Dataset rows:
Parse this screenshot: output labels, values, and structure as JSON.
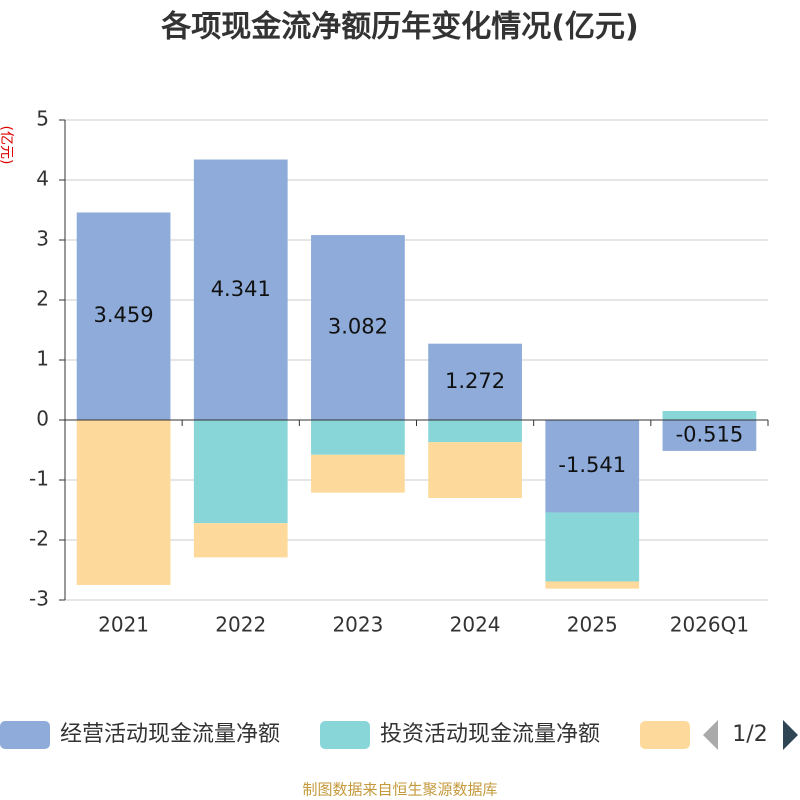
{
  "chart_data": {
    "type": "bar",
    "stacked": true,
    "title": "各项现金流净额历年变化情况(亿元)",
    "y_label": "(亿元)",
    "categories": [
      "2021",
      "2022",
      "2023",
      "2024",
      "2025",
      "2026Q1"
    ],
    "series": [
      {
        "name": "经营活动现金流量净额",
        "color": "#8eabd9",
        "values": [
          3.459,
          4.341,
          3.082,
          1.272,
          -1.541,
          -0.515
        ],
        "show_labels": true
      },
      {
        "name": "投资活动现金流量净额",
        "color": "#88d6d8",
        "values": [
          0,
          -1.72,
          -0.58,
          -0.37,
          -1.15,
          0.15
        ]
      },
      {
        "color": "#fdd99b",
        "values": [
          -2.75,
          -0.57,
          -0.63,
          -0.93,
          -0.12,
          0
        ]
      }
    ],
    "ylim": [
      -3,
      5
    ],
    "yticks": [
      -3,
      -2,
      -1,
      0,
      1,
      2,
      3,
      4,
      5
    ],
    "grid": true,
    "legend_page": "1/2",
    "source": "制图数据来自恒生聚源数据库"
  }
}
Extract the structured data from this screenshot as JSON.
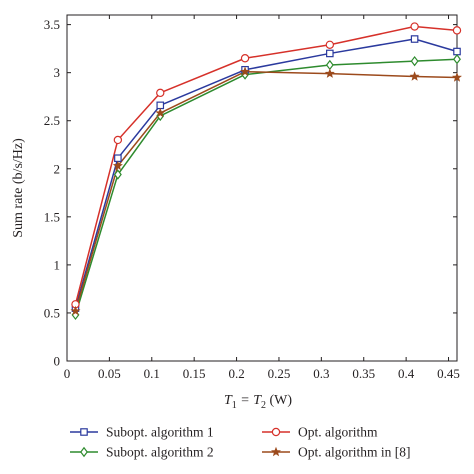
{
  "chart_data": {
    "type": "line",
    "xlabel": {
      "base": "T",
      "sub1": "1",
      "mid": " = T",
      "sub2": "2",
      "unit": " (W)"
    },
    "ylabel": "Sum rate (b/s/Hz)",
    "xlim": [
      0,
      0.46
    ],
    "ylim": [
      0,
      3.6
    ],
    "xticks": [
      0,
      0.05,
      0.1,
      0.15,
      0.2,
      0.25,
      0.3,
      0.35,
      0.4,
      0.45
    ],
    "xtick_labels": [
      "0",
      "0.05",
      "0.1",
      "0.15",
      "0.2",
      "0.25",
      "0.3",
      "0.35",
      "0.4",
      "0.45"
    ],
    "yticks": [
      0,
      0.5,
      1,
      1.5,
      2,
      2.5,
      3,
      3.5
    ],
    "ytick_labels": [
      "0",
      "0.5",
      "1",
      "1.5",
      "2",
      "2.5",
      "3",
      "3.5"
    ],
    "grid": false,
    "legend_position": "bottom",
    "x": [
      0.01,
      0.06,
      0.11,
      0.21,
      0.31,
      0.41,
      0.46
    ],
    "series": [
      {
        "name": "Subopt. algorithm 1",
        "color": "#2b3a9e",
        "marker": "square",
        "values": [
          0.55,
          2.11,
          2.66,
          3.03,
          3.2,
          3.35,
          3.22
        ]
      },
      {
        "name": "Opt. algorithm",
        "color": "#d6312a",
        "marker": "circle",
        "values": [
          0.59,
          2.3,
          2.79,
          3.15,
          3.29,
          3.48,
          3.44
        ]
      },
      {
        "name": "Subopt. algorithm 2",
        "color": "#2e8b2e",
        "marker": "diamond",
        "values": [
          0.48,
          1.94,
          2.55,
          2.98,
          3.08,
          3.12,
          3.14
        ]
      },
      {
        "name": "Opt. algorithm in [8]",
        "color": "#9c4a1c",
        "marker": "star",
        "values": [
          0.52,
          2.03,
          2.58,
          3.01,
          2.99,
          2.96,
          2.95
        ]
      }
    ]
  }
}
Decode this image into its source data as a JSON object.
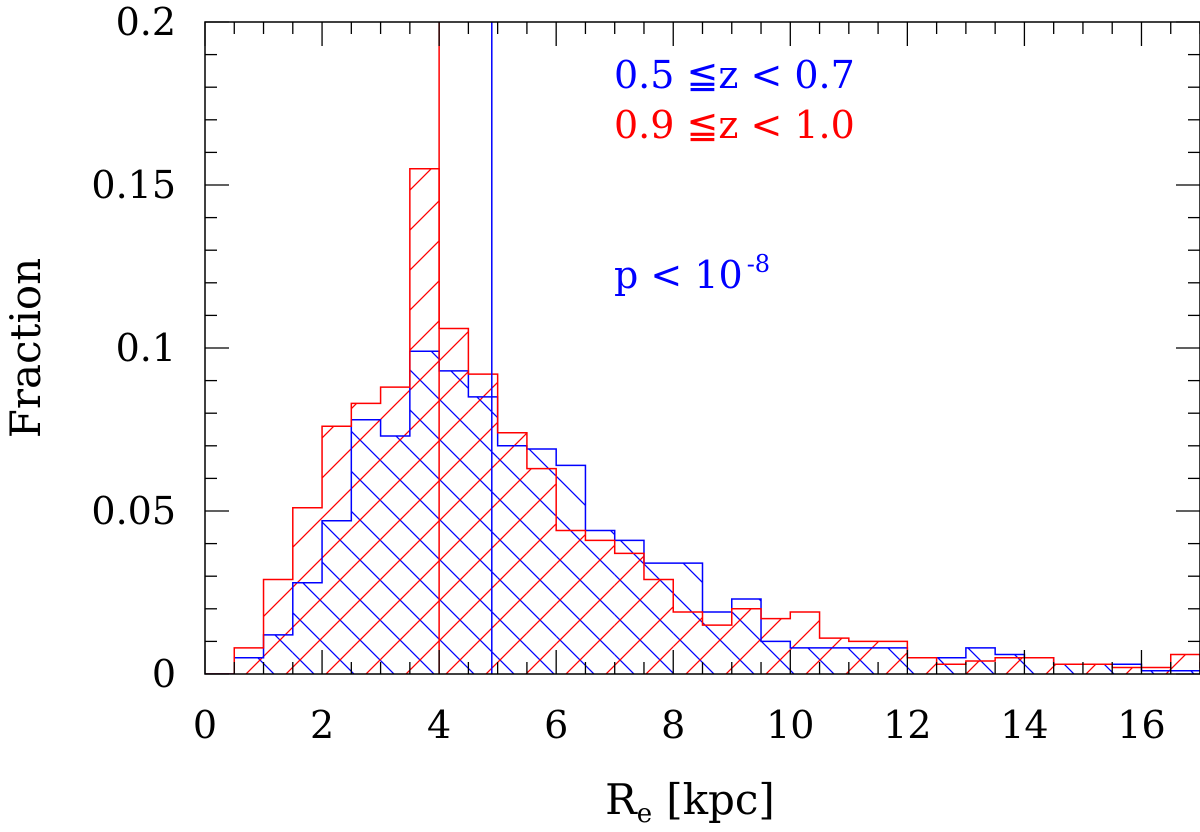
{
  "chart_data": {
    "type": "histogram",
    "xlabel": "R",
    "xlabel_subscript": "e",
    "xlabel_unit": "[kpc]",
    "ylabel": "Fraction",
    "xlim": [
      0,
      17
    ],
    "ylim": [
      0,
      0.2
    ],
    "x_ticks": [
      0,
      2,
      4,
      6,
      8,
      10,
      12,
      14,
      16
    ],
    "x_tick_labels": [
      "0",
      "2",
      "4",
      "6",
      "8",
      "10",
      "12",
      "14",
      "16"
    ],
    "y_ticks": [
      0,
      0.05,
      0.1,
      0.15,
      0.2
    ],
    "y_tick_labels": [
      "0",
      "0.05",
      "0.1",
      "0.15",
      "0.2"
    ],
    "bin_width": 0.5,
    "bin_start": 0,
    "series": [
      {
        "name": "0.5 ≦z < 0.7",
        "color": "#0000ff",
        "hatch": "backslash",
        "median": 4.9,
        "values": [
          0,
          0.005,
          0.012,
          0.028,
          0.047,
          0.078,
          0.073,
          0.099,
          0.093,
          0.085,
          0.07,
          0.069,
          0.064,
          0.044,
          0.041,
          0.034,
          0.034,
          0.019,
          0.023,
          0.01,
          0.008,
          0.008,
          0.008,
          0.008,
          0.005,
          0.005,
          0.008,
          0.006,
          0.005,
          0.003,
          0.003,
          0.003,
          0.001,
          0.001,
          0.001
        ]
      },
      {
        "name": "0.9 ≦z < 1.0",
        "color": "#ff0000",
        "hatch": "slash",
        "median": 4.0,
        "values": [
          0,
          0.008,
          0.029,
          0.051,
          0.076,
          0.083,
          0.088,
          0.155,
          0.106,
          0.092,
          0.074,
          0.063,
          0.044,
          0.041,
          0.037,
          0.029,
          0.019,
          0.015,
          0.02,
          0.017,
          0.019,
          0.011,
          0.01,
          0.01,
          0.005,
          0.003,
          0.004,
          0.005,
          0.005,
          0.003,
          0.003,
          0.002,
          0.002,
          0.006,
          0.002
        ]
      }
    ],
    "annotation": {
      "text": "p < 10",
      "superscript": "-8",
      "color": "#0000ff"
    }
  }
}
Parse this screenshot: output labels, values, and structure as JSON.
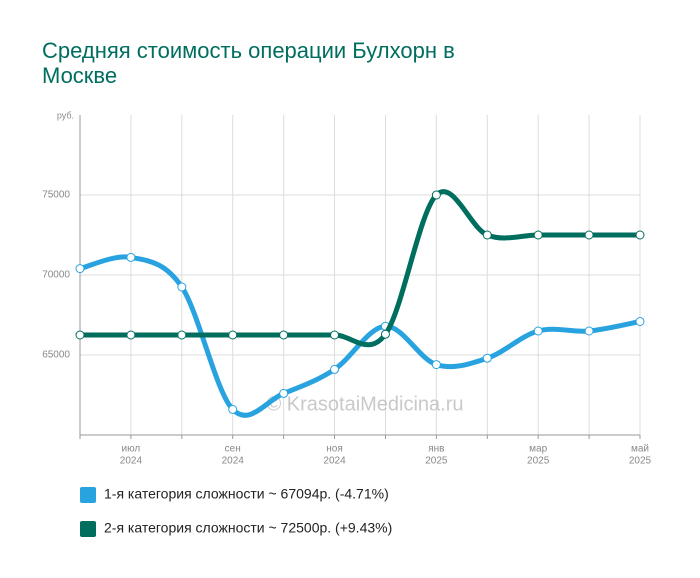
{
  "chart_data": {
    "type": "line",
    "title_lines": [
      "Средняя стоимость операции Булхорн в",
      "Москве"
    ],
    "y_unit": "руб.",
    "watermark": "© KrasotaiMedicina.ru",
    "categories": [
      null,
      [
        "июл",
        "2024"
      ],
      null,
      [
        "сен",
        "2024"
      ],
      null,
      [
        "ноя",
        "2024"
      ],
      null,
      [
        "янв",
        "2025"
      ],
      null,
      [
        "мар",
        "2025"
      ],
      null,
      [
        "май",
        "2025"
      ]
    ],
    "ylim": [
      60000,
      80000
    ],
    "yticks": [
      65000,
      70000,
      75000
    ],
    "grid": true,
    "series": [
      {
        "name": "1-я категория сложности ~ 67094р. (-4.71%)",
        "color": "#29a3e0",
        "values": [
          70400,
          71100,
          69250,
          61600,
          62600,
          64100,
          66800,
          64400,
          64800,
          66500,
          66500,
          67094
        ]
      },
      {
        "name": "2-я категория сложности ~ 72500р. (+9.43%)",
        "color": "#006e5f",
        "values": [
          66250,
          66250,
          66250,
          66250,
          66250,
          66250,
          66300,
          75000,
          72500,
          72500,
          72500,
          72500
        ]
      }
    ]
  }
}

## Stated goal
Look through the entries above and report each line where the string "this" occurs.

## Task response
Parse this screenshot: output labels, values, and structure as JSON.
Extract the structured data from this screenshot as JSON.
Decode this image into its source data as a JSON object.
Parse this screenshot: output labels, values, and structure as JSON.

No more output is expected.